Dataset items
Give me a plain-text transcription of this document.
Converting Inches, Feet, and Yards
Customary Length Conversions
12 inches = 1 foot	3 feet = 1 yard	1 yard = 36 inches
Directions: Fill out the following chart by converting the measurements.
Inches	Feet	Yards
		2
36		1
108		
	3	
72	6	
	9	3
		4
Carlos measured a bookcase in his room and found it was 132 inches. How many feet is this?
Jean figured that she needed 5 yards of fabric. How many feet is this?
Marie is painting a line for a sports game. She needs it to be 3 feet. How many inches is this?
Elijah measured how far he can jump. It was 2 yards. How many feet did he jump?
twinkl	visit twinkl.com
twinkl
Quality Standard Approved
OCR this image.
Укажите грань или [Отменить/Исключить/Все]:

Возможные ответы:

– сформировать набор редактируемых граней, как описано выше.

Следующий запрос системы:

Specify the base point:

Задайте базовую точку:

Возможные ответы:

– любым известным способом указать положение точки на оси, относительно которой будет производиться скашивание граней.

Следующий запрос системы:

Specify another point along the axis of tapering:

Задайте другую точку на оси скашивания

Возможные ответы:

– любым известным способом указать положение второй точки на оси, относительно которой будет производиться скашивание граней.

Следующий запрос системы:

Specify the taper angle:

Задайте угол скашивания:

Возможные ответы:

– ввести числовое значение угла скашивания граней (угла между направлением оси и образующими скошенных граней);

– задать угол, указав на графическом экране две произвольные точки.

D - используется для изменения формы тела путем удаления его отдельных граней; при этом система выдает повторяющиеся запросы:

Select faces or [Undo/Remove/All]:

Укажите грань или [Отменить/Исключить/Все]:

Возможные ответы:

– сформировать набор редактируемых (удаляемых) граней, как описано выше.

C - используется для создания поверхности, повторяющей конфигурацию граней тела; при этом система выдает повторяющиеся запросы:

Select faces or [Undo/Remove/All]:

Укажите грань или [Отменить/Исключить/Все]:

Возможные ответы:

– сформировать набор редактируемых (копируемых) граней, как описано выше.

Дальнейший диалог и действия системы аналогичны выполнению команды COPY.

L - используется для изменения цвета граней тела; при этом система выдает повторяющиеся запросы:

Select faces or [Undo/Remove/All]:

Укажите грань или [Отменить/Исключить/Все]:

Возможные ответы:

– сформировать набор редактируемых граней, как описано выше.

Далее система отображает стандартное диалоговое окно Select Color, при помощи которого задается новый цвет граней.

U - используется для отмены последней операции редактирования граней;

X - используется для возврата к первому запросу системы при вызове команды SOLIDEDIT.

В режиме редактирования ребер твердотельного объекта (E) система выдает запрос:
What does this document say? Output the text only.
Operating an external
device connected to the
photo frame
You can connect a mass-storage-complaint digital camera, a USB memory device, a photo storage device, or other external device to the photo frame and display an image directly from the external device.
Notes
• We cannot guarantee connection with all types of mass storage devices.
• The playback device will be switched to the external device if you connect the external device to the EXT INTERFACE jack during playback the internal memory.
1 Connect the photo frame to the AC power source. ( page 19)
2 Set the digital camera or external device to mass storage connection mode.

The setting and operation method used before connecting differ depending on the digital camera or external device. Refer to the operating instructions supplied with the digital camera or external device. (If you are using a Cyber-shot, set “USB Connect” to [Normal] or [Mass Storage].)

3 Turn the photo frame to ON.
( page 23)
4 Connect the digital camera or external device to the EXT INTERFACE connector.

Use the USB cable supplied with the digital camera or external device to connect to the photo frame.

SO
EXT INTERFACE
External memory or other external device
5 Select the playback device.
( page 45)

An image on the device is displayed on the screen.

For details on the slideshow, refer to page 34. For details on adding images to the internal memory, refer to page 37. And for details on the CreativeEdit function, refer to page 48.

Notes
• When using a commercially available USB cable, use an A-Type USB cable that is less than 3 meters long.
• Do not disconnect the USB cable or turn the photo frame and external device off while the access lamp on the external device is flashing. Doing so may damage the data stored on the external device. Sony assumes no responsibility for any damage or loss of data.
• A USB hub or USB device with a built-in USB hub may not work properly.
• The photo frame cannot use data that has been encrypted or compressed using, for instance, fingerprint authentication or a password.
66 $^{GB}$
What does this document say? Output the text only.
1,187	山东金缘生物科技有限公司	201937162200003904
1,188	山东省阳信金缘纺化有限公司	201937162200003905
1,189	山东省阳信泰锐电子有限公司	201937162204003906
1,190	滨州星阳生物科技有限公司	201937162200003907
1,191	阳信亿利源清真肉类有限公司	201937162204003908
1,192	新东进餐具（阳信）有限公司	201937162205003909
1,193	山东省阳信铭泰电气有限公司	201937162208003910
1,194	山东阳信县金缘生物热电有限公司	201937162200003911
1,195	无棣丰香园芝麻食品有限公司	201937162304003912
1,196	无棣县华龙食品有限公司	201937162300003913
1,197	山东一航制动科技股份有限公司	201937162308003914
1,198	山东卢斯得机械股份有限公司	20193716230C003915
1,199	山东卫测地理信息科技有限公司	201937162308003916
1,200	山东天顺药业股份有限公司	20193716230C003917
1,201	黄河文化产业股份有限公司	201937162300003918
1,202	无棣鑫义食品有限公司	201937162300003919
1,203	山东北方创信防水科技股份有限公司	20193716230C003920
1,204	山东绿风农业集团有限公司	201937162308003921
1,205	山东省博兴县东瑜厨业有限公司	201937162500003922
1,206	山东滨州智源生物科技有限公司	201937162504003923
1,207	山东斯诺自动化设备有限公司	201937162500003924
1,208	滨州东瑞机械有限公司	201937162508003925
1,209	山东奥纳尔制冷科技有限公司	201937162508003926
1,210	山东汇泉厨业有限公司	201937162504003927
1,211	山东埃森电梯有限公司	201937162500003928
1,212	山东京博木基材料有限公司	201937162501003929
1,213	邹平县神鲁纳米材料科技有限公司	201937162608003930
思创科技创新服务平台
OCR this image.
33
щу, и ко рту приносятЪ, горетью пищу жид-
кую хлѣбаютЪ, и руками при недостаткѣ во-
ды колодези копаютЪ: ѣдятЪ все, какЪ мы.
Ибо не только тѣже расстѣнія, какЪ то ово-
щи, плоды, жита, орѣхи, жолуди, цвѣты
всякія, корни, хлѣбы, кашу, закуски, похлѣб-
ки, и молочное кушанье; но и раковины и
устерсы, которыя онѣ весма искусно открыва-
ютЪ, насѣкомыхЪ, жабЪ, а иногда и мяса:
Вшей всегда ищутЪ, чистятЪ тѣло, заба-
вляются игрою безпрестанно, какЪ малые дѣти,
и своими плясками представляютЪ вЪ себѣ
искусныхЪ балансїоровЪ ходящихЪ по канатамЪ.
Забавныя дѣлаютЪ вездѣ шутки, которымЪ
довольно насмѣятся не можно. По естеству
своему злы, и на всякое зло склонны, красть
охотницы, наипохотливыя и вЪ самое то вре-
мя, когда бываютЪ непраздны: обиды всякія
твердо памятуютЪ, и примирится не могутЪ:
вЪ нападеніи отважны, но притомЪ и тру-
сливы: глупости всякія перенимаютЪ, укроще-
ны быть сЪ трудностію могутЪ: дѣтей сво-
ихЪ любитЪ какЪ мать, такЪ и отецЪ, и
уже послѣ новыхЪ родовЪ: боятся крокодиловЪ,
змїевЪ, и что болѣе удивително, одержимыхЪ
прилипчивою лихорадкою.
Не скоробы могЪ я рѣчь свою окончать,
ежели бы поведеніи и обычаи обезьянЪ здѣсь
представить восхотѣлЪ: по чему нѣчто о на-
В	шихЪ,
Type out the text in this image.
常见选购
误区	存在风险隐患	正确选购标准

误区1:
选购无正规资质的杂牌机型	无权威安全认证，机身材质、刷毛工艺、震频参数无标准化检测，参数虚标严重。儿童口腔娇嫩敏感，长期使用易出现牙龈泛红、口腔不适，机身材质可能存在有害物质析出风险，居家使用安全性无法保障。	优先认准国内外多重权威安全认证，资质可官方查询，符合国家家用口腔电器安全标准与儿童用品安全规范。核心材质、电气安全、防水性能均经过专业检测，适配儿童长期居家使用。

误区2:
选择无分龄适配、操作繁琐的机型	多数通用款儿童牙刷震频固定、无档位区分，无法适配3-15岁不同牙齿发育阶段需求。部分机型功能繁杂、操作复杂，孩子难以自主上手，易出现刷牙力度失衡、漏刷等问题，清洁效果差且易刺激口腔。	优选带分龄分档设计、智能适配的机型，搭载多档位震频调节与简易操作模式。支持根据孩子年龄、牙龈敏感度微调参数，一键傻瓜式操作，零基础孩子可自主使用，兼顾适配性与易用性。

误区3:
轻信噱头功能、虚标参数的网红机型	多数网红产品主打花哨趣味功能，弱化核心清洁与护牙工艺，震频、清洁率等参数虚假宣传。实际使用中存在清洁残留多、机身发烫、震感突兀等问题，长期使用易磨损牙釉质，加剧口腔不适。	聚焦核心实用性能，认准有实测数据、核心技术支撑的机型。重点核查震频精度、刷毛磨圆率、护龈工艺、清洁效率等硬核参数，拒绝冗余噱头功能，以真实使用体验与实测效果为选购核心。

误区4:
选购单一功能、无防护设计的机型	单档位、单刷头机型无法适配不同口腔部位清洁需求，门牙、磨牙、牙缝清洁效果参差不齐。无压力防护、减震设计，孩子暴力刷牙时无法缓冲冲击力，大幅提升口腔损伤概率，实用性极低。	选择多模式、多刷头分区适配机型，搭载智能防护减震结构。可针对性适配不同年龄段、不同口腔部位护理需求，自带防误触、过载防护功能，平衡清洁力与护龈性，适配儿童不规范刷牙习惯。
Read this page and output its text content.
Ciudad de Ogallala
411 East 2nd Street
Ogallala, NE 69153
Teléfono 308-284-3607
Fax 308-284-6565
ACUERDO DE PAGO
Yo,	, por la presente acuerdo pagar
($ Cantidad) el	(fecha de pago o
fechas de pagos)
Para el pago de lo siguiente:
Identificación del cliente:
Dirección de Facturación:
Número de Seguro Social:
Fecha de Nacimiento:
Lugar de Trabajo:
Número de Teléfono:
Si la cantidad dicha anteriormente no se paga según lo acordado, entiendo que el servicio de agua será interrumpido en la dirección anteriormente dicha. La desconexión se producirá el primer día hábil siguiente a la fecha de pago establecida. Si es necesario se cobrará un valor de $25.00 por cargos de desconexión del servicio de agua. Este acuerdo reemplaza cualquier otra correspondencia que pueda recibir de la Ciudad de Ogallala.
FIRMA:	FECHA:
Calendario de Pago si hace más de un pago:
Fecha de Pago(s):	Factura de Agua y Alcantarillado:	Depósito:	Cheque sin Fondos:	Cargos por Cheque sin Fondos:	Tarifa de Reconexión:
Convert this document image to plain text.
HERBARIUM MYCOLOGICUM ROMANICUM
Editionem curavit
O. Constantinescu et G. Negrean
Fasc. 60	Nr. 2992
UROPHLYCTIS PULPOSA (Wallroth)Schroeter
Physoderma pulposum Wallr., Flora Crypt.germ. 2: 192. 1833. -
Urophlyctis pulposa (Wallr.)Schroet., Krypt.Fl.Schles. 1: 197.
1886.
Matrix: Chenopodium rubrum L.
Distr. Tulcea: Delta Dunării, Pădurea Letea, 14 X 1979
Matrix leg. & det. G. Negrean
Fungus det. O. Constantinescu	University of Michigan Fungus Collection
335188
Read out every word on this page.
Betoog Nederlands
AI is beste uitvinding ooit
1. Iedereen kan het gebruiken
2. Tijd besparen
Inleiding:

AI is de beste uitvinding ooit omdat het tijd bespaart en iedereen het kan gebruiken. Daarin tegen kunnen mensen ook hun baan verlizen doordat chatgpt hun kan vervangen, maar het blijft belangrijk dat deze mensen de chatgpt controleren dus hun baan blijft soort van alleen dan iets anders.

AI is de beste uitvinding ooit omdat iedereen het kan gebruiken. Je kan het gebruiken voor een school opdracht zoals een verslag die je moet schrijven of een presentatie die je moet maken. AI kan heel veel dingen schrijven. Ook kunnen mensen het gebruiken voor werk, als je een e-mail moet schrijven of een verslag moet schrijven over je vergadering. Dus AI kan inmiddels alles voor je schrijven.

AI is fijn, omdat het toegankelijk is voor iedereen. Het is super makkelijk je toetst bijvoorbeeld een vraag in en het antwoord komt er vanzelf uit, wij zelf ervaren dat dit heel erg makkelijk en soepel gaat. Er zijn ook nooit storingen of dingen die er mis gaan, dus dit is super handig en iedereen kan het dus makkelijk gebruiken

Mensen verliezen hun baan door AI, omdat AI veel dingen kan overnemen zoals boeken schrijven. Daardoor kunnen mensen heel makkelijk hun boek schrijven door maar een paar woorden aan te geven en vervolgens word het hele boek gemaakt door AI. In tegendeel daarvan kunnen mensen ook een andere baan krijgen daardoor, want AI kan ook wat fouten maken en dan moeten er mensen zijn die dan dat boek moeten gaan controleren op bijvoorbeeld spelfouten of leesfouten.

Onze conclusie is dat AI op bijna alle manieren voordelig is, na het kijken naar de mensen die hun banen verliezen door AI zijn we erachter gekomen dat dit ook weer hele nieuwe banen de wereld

## Goal:
Exactly how many lines in the data above contain the word "запросы"? Respond with the number and nothing more.

## Answer below:
3